### What the task requires:
Transcribe everything in the data word for word. Pictures are left out.

### Dataset excerpts:

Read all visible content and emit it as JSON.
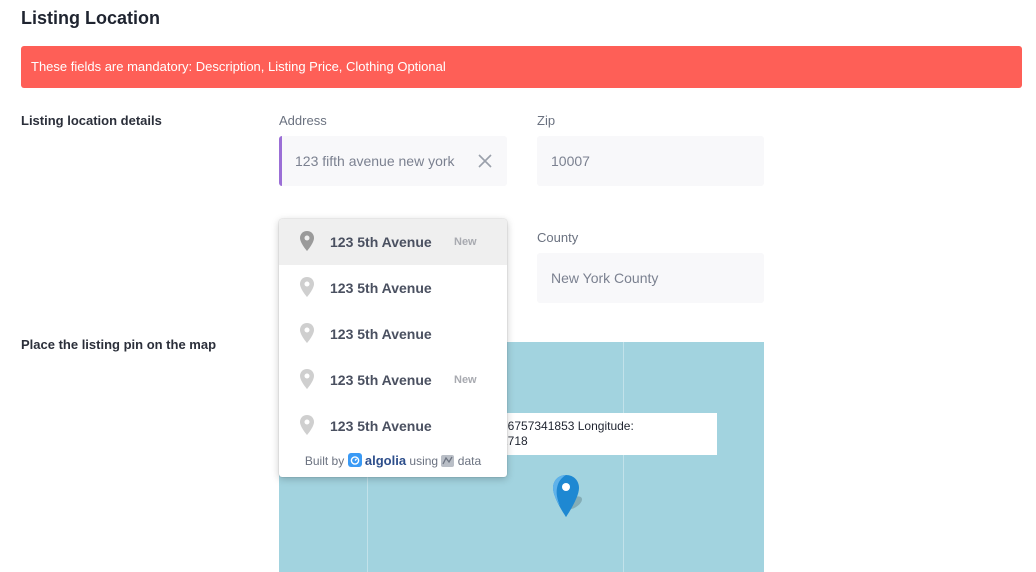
{
  "page": {
    "title": "Listing Location",
    "alert": "These fields are mandatory: Description, Listing Price, Clothing Optional"
  },
  "details": {
    "section_label": "Listing location details",
    "address": {
      "label": "Address",
      "value": "123 fifth avenue new york"
    },
    "zip": {
      "label": "Zip",
      "value": "10007"
    },
    "county": {
      "label": "County",
      "value": "New York County"
    }
  },
  "suggestions": {
    "items": [
      {
        "address": "123 5th Avenue",
        "badge": "New"
      },
      {
        "address": "123 5th Avenue",
        "badge": ""
      },
      {
        "address": "123 5th Avenue",
        "badge": ""
      },
      {
        "address": "123 5th Avenue",
        "badge": "New"
      },
      {
        "address": "123 5th Avenue",
        "badge": ""
      }
    ],
    "attribution": {
      "prefix": "Built by",
      "brand": "algolia",
      "middle": "using",
      "suffix": "data"
    }
  },
  "map": {
    "section_label": "Place the listing pin on the map",
    "info_line1": "76757341853 Longitude:",
    "info_line2": "2718"
  },
  "colors": {
    "alert_bg": "#fe5f57",
    "focus_accent": "#9b6fd6",
    "map_water": "#a2d3df",
    "pin_blue": "#1e88d2"
  }
}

### Answer to this exercise:
Read all visible content and emit it as JSON.
{
  "page": {
    "title": "Listing Location",
    "alert": "These fields are mandatory: Description, Listing Price, Clothing Optional"
  },
  "details": {
    "section_label": "Listing location details",
    "address": {
      "label": "Address",
      "value": "123 fifth avenue new york"
    },
    "zip": {
      "label": "Zip",
      "value": "10007"
    },
    "county": {
      "label": "County",
      "value": "New York County"
    }
  },
  "suggestions": {
    "items": [
      {
        "address": "123 5th Avenue",
        "badge": "New"
      },
      {
        "address": "123 5th Avenue",
        "badge": ""
      },
      {
        "address": "123 5th Avenue",
        "badge": ""
      },
      {
        "address": "123 5th Avenue",
        "badge": "New"
      },
      {
        "address": "123 5th Avenue",
        "badge": ""
      }
    ],
    "attribution": {
      "prefix": "Built by",
      "brand": "algolia",
      "middle": "using",
      "suffix": "data"
    }
  },
  "map": {
    "section_label": "Place the listing pin on the map",
    "info_line1": "76757341853 Longitude:",
    "info_line2": "2718"
  },
  "colors": {
    "alert_bg": "#fe5f57",
    "focus_accent": "#9b6fd6",
    "map_water": "#a2d3df",
    "pin_blue": "#1e88d2"
  }
}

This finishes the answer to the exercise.